Reproduce the records below line for line, without changing any wording, and leave the picture out of your copy.
--- Start of DATASET RECORDS ---
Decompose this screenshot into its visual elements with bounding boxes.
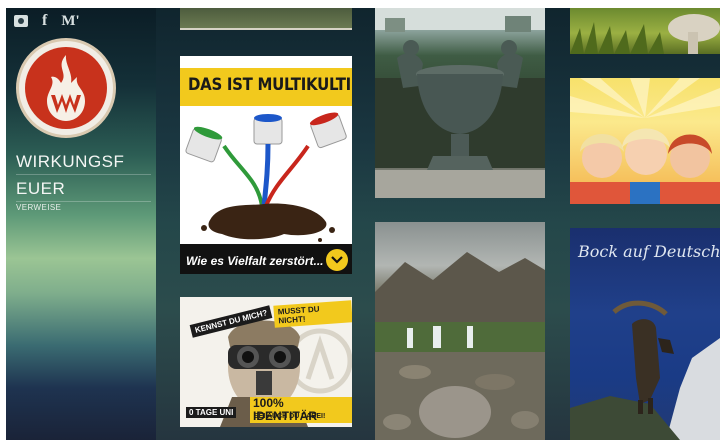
identitaer-tag-bottom-left: 0 TAGE UNI <box>186 407 237 418</box>
retro-women-illustration <box>570 78 720 204</box>
tile-multikulti[interactable]: DAS IST MULTIKULTI Wie es Vielfalt zerst… <box>180 56 352 274</box>
waterfall-photo <box>375 252 545 440</box>
flame-w-logo-icon <box>25 47 107 129</box>
multikulti-caption: Wie es Vielfalt zerstört... <box>186 254 324 268</box>
garden-urn-photo <box>375 8 545 198</box>
tile-grass-mushroom[interactable] <box>570 8 720 54</box>
grass-photo <box>570 14 720 54</box>
tile-identitaer[interactable]: KENNST DU MICH? MUSST DU NICHT! 0 TAGE U… <box>180 297 352 427</box>
site-logo[interactable] <box>16 38 116 138</box>
rss-icon[interactable] <box>14 15 28 27</box>
tile-bock-auf-deutschland[interactable]: Bock auf Deutschla <box>570 228 720 440</box>
multikulti-headline: DAS IST MULTIKULTI <box>188 73 351 95</box>
medium-icon[interactable]: M' <box>61 14 79 29</box>
tile-waterfall[interactable] <box>375 222 545 440</box>
identitaer-subline: SEI AUCH DU DABEI! <box>254 413 326 420</box>
social-links: f M' <box>14 13 80 29</box>
chevron-down-icon[interactable] <box>326 249 348 271</box>
tile-partial-top[interactable] <box>180 8 352 30</box>
paint-buckets-illustration <box>185 112 347 242</box>
ibex-photo <box>570 300 720 440</box>
site-subtitle[interactable]: VERWEISE <box>16 203 61 212</box>
site-title[interactable]: WIRKUNGSF EUER <box>16 151 151 205</box>
tile-retro-women[interactable] <box>570 78 720 204</box>
tile-garden-urn[interactable] <box>375 8 545 198</box>
site-title-line-1[interactable]: WIRKUNGSF <box>16 151 151 175</box>
facebook-icon[interactable]: f <box>42 13 47 29</box>
sidebar: f M' WIRKUNGSF EUER VERWEISE <box>6 8 156 440</box>
site-title-line-2[interactable]: EUER <box>16 178 151 202</box>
--- End of DATASET RECORDS ---
THE RESPONSE
Decompose this screenshot into its visual elements with bounding boxes.
identitaer-tag-bottom-left: 0 TAGE UNI <box>186 407 237 418</box>
retro-women-illustration <box>570 78 720 204</box>
tile-multikulti[interactable]: DAS IST MULTIKULTI Wie es Vielfalt zerst… <box>180 56 352 274</box>
waterfall-photo <box>375 252 545 440</box>
flame-w-logo-icon <box>25 47 107 129</box>
multikulti-caption: Wie es Vielfalt zerstört... <box>186 254 324 268</box>
garden-urn-photo <box>375 8 545 198</box>
tile-grass-mushroom[interactable] <box>570 8 720 54</box>
grass-photo <box>570 14 720 54</box>
tile-identitaer[interactable]: KENNST DU MICH? MUSST DU NICHT! 0 TAGE U… <box>180 297 352 427</box>
site-logo[interactable] <box>16 38 116 138</box>
rss-icon[interactable] <box>14 15 28 27</box>
tile-bock-auf-deutschland[interactable]: Bock auf Deutschla <box>570 228 720 440</box>
multikulti-headline: DAS IST MULTIKULTI <box>188 73 351 95</box>
medium-icon[interactable]: M' <box>61 14 79 29</box>
tile-waterfall[interactable] <box>375 222 545 440</box>
identitaer-subline: SEI AUCH DU DABEI! <box>254 413 326 420</box>
social-links: f M' <box>14 13 80 29</box>
chevron-down-icon[interactable] <box>326 249 348 271</box>
tile-partial-top[interactable] <box>180 8 352 30</box>
paint-buckets-illustration <box>185 112 347 242</box>
ibex-photo <box>570 300 720 440</box>
site-subtitle[interactable]: VERWEISE <box>16 203 61 212</box>
site-title[interactable]: WIRKUNGSF EUER <box>16 151 151 205</box>
tile-retro-women[interactable] <box>570 78 720 204</box>
tile-garden-urn[interactable] <box>375 8 545 198</box>
site-title-line-1[interactable]: WIRKUNGSF <box>16 151 151 175</box>
facebook-icon[interactable]: f <box>42 13 47 29</box>
sidebar: f M' WIRKUNGSF EUER VERWEISE <box>6 8 156 440</box>
site-title-line-2[interactable]: EUER <box>16 178 151 202</box>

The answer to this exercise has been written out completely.